Every line of the material is to be repeated exactly as it stands.

- **LISTED ENTRIES**:
>> START
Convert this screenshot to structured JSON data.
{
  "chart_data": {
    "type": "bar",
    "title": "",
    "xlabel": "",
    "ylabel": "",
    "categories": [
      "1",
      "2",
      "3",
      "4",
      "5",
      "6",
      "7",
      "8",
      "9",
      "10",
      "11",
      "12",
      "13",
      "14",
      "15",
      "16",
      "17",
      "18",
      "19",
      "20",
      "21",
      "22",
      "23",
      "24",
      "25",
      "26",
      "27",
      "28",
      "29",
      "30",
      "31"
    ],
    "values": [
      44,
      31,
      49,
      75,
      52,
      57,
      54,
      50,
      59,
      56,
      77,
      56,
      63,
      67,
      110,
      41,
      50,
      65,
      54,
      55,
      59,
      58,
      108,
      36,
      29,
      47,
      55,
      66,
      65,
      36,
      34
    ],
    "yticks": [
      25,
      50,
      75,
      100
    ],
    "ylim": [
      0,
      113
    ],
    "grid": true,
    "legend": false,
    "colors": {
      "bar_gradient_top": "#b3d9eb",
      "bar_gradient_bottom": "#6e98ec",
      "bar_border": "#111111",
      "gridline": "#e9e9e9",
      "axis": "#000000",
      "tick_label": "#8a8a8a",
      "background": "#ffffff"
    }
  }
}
>> END
- **FINAL RESULT**:
Convert this screenshot to structured JSON data.
{
  "chart_data": {
    "type": "bar",
    "title": "",
    "xlabel": "",
    "ylabel": "",
    "categories": [
      "1",
      "2",
      "3",
      "4",
      "5",
      "6",
      "7",
      "8",
      "9",
      "10",
      "11",
      "12",
      "13",
      "14",
      "15",
      "16",
      "17",
      "18",
      "19",
      "20",
      "21",
      "22",
      "23",
      "24",
      "25",
      "26",
      "27",
      "28",
      "29",
      "30",
      "31"
    ],
    "values": [
      44,
      31,
      49,
      75,
      52,
      57,
      54,
      50,
      59,
      56,
      77,
      56,
      63,
      67,
      110,
      41,
      50,
      65,
      54,
      55,
      59,
      58,
      108,
      36,
      29,
      47,
      55,
      66,
      65,
      36,
      34
    ],
    "yticks": [
      25,
      50,
      75,
      100
    ],
    "ylim": [
      0,
      113
    ],
    "grid": true,
    "legend": false,
    "colors": {
      "bar_gradient_top": "#b3d9eb",
      "bar_gradient_bottom": "#6e98ec",
      "bar_border": "#111111",
      "gridline": "#e9e9e9",
      "axis": "#000000",
      "tick_label": "#8a8a8a",
      "background": "#ffffff"
    }
  }
}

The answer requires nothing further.